Each record below should be repeated precisely as written.
.....
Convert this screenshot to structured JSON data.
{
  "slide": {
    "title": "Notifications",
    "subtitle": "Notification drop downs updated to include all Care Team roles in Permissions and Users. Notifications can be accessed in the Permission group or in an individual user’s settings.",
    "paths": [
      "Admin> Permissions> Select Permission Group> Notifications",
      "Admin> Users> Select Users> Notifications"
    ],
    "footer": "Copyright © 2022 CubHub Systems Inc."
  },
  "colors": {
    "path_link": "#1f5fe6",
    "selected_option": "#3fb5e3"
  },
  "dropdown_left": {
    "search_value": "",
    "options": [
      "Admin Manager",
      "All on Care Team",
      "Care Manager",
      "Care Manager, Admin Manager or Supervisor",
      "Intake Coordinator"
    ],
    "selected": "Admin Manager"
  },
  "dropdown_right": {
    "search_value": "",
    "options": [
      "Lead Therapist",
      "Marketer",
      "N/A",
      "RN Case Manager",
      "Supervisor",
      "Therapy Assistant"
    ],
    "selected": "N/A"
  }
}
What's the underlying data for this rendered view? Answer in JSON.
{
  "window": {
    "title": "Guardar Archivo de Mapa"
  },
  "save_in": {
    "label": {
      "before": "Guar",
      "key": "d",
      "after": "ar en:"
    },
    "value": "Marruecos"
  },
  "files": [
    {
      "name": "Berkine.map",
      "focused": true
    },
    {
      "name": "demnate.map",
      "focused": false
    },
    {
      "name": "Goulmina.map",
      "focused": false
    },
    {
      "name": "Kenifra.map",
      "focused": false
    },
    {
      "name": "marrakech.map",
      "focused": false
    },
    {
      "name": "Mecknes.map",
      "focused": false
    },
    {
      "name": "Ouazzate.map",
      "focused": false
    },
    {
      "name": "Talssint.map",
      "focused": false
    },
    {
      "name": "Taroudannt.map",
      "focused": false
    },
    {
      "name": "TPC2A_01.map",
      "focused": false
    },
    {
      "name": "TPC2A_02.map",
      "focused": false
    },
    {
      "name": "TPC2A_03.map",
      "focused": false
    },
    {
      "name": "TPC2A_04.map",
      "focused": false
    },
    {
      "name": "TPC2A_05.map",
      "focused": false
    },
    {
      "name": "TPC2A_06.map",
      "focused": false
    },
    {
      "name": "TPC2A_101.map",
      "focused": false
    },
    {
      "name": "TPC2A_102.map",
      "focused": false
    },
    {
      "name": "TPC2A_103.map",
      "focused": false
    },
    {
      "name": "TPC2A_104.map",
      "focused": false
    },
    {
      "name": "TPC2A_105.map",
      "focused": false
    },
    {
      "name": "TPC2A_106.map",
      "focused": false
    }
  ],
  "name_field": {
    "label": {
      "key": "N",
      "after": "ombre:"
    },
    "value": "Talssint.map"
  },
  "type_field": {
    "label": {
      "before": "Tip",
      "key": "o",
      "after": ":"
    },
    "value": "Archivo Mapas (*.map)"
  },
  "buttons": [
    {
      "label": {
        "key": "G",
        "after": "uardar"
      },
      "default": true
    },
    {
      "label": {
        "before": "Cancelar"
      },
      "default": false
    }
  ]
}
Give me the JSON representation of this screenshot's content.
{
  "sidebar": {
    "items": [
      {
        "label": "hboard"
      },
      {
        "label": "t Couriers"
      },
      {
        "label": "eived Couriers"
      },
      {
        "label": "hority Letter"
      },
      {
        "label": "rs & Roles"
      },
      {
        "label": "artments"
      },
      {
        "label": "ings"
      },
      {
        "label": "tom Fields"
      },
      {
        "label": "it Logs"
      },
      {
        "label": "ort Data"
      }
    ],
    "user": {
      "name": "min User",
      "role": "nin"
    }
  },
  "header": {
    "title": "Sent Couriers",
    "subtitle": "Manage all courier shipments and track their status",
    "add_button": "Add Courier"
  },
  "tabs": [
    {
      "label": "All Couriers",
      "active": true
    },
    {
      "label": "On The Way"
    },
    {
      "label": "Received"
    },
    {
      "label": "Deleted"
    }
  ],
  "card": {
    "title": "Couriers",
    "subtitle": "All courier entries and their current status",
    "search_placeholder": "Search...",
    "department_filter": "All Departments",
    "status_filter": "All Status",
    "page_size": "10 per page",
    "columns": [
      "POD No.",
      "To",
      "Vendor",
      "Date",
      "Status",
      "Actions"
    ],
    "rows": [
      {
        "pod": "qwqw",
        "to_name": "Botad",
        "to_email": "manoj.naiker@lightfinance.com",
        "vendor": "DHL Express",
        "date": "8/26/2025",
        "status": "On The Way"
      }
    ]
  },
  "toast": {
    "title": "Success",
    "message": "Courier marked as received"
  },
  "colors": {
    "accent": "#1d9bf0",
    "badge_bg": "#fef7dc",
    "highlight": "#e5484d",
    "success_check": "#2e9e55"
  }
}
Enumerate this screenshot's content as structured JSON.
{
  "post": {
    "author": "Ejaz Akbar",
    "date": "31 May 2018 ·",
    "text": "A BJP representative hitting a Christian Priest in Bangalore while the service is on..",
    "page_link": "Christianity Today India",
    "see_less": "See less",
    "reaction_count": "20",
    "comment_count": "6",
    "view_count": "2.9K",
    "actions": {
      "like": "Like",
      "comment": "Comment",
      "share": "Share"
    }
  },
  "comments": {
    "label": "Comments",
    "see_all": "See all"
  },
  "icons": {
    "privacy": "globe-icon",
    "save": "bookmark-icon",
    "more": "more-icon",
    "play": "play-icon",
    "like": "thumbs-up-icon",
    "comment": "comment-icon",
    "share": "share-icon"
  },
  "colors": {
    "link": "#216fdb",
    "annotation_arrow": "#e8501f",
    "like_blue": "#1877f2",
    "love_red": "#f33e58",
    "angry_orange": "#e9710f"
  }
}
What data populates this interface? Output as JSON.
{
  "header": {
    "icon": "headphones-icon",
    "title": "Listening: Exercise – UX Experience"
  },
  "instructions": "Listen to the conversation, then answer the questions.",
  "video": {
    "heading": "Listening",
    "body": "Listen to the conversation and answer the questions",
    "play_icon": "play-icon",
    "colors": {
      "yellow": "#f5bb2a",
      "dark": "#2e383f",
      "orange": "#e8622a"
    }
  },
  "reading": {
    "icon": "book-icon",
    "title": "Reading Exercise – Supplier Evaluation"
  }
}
.....
Output for this exercise:
Convert this screenshot to structured JSON data.
{
  "slide": {
    "title": "Notifications",
    "subtitle": "Notification drop downs updated to include all Care Team roles in Permissions and Users. Notifications can be accessed in the Permission group or in an individual user’s settings.",
    "paths": [
      "Admin> Permissions> Select Permission Group> Notifications",
      "Admin> Users> Select Users> Notifications"
    ],
    "footer": "Copyright © 2022 CubHub Systems Inc."
  },
  "colors": {
    "path_link": "#1f5fe6",
    "selected_option": "#3fb5e3"
  },
  "dropdown_left": {
    "search_value": "",
    "options": [
      "Admin Manager",
      "All on Care Team",
      "Care Manager",
      "Care Manager, Admin Manager or Supervisor",
      "Intake Coordinator"
    ],
    "selected": "Admin Manager"
  },
  "dropdown_right": {
    "search_value": "",
    "options": [
      "Lead Therapist",
      "Marketer",
      "N/A",
      "RN Case Manager",
      "Supervisor",
      "Therapy Assistant"
    ],
    "selected": "N/A"
  }
}
What's the underlying data for this rendered view? Answer in JSON.
{
  "window": {
    "title": "Guardar Archivo de Mapa"
  },
  "save_in": {
    "label": {
      "before": "Guar",
      "key": "d",
      "after": "ar en:"
    },
    "value": "Marruecos"
  },
  "files": [
    {
      "name": "Berkine.map",
      "focused": true
    },
    {
      "name": "demnate.map",
      "focused": false
    },
    {
      "name": "Goulmina.map",
      "focused": false
    },
    {
      "name": "Kenifra.map",
      "focused": false
    },
    {
      "name": "marrakech.map",
      "focused": false
    },
    {
      "name": "Mecknes.map",
      "focused": false
    },
    {
      "name": "Ouazzate.map",
      "focused": false
    },
    {
      "name": "Talssint.map",
      "focused": false
    },
    {
      "name": "Taroudannt.map",
      "focused": false
    },
    {
      "name": "TPC2A_01.map",
      "focused": false
    },
    {
      "name": "TPC2A_02.map",
      "focused": false
    },
    {
      "name": "TPC2A_03.map",
      "focused": false
    },
    {
      "name": "TPC2A_04.map",
      "focused": false
    },
    {
      "name": "TPC2A_05.map",
      "focused": false
    },
    {
      "name": "TPC2A_06.map",
      "focused": false
    },
    {
      "name": "TPC2A_101.map",
      "focused": false
    },
    {
      "name": "TPC2A_102.map",
      "focused": false
    },
    {
      "name": "TPC2A_103.map",
      "focused": false
    },
    {
      "name": "TPC2A_104.map",
      "focused": false
    },
    {
      "name": "TPC2A_105.map",
      "focused": false
    },
    {
      "name": "TPC2A_106.map",
      "focused": false
    }
  ],
  "name_field": {
    "label": {
      "key": "N",
      "after": "ombre:"
    },
    "value": "Talssint.map"
  },
  "type_field": {
    "label": {
      "before": "Tip",
      "key": "o",
      "after": ":"
    },
    "value": "Archivo Mapas (*.map)"
  },
  "buttons": [
    {
      "label": {
        "key": "G",
        "after": "uardar"
      },
      "default": true
    },
    {
      "label": {
        "before": "Cancelar"
      },
      "default": false
    }
  ]
}
Give me the JSON representation of this screenshot's content.
{
  "sidebar": {
    "items": [
      {
        "label": "hboard"
      },
      {
        "label": "t Couriers"
      },
      {
        "label": "eived Couriers"
      },
      {
        "label": "hority Letter"
      },
      {
        "label": "rs & Roles"
      },
      {
        "label": "artments"
      },
      {
        "label": "ings"
      },
      {
        "label": "tom Fields"
      },
      {
        "label": "it Logs"
      },
      {
        "label": "ort Data"
      }
    ],
    "user": {
      "name": "min User",
      "role": "nin"
    }
  },
  "header": {
    "title": "Sent Couriers",
    "subtitle": "Manage all courier shipments and track their status",
    "add_button": "Add Courier"
  },
  "tabs": [
    {
      "label": "All Couriers",
      "active": true
    },
    {
      "label": "On The Way"
    },
    {
      "label": "Received"
    },
    {
      "label": "Deleted"
    }
  ],
  "card": {
    "title": "Couriers",
    "subtitle": "All courier entries and their current status",
    "search_placeholder": "Search...",
    "department_filter": "All Departments",
    "status_filter": "All Status",
    "page_size": "10 per page",
    "columns": [
      "POD No.",
      "To",
      "Vendor",
      "Date",
      "Status",
      "Actions"
    ],
    "rows": [
      {
        "pod": "qwqw",
        "to_name": "Botad",
        "to_email": "manoj.naiker@lightfinance.com",
        "vendor": "DHL Express",
        "date": "8/26/2025",
        "status": "On The Way"
      }
    ]
  },
  "toast": {
    "title": "Success",
    "message": "Courier marked as received"
  },
  "colors": {
    "accent": "#1d9bf0",
    "badge_bg": "#fef7dc",
    "highlight": "#e5484d",
    "success_check": "#2e9e55"
  }
}
Enumerate this screenshot's content as structured JSON.
{
  "post": {
    "author": "Ejaz Akbar",
    "date": "31 May 2018 ·",
    "text": "A BJP representative hitting a Christian Priest in Bangalore while the service is on..",
    "page_link": "Christianity Today India",
    "see_less": "See less",
    "reaction_count": "20",
    "comment_count": "6",
    "view_count": "2.9K",
    "actions": {
      "like": "Like",
      "comment": "Comment",
      "share": "Share"
    }
  },
  "comments": {
    "label": "Comments",
    "see_all": "See all"
  },
  "icons": {
    "privacy": "globe-icon",
    "save": "bookmark-icon",
    "more": "more-icon",
    "play": "play-icon",
    "like": "thumbs-up-icon",
    "comment": "comment-icon",
    "share": "share-icon"
  },
  "colors": {
    "link": "#216fdb",
    "annotation_arrow": "#e8501f",
    "like_blue": "#1877f2",
    "love_red": "#f33e58",
    "angry_orange": "#e9710f"
  }
}
What data populates this interface? Output as JSON.
{
  "header": {
    "icon": "headphones-icon",
    "title": "Listening: Exercise – UX Experience"
  },
  "instructions": "Listen to the conversation, then answer the questions.",
  "video": {
    "heading": "Listening",
    "body": "Listen to the conversation and answer the questions",
    "play_icon": "play-icon",
    "colors": {
      "yellow": "#f5bb2a",
      "dark": "#2e383f",
      "orange": "#e8622a"
    }
  },
  "reading": {
    "icon": "book-icon",
    "title": "Reading Exercise – Supplier Evaluation"
  }
}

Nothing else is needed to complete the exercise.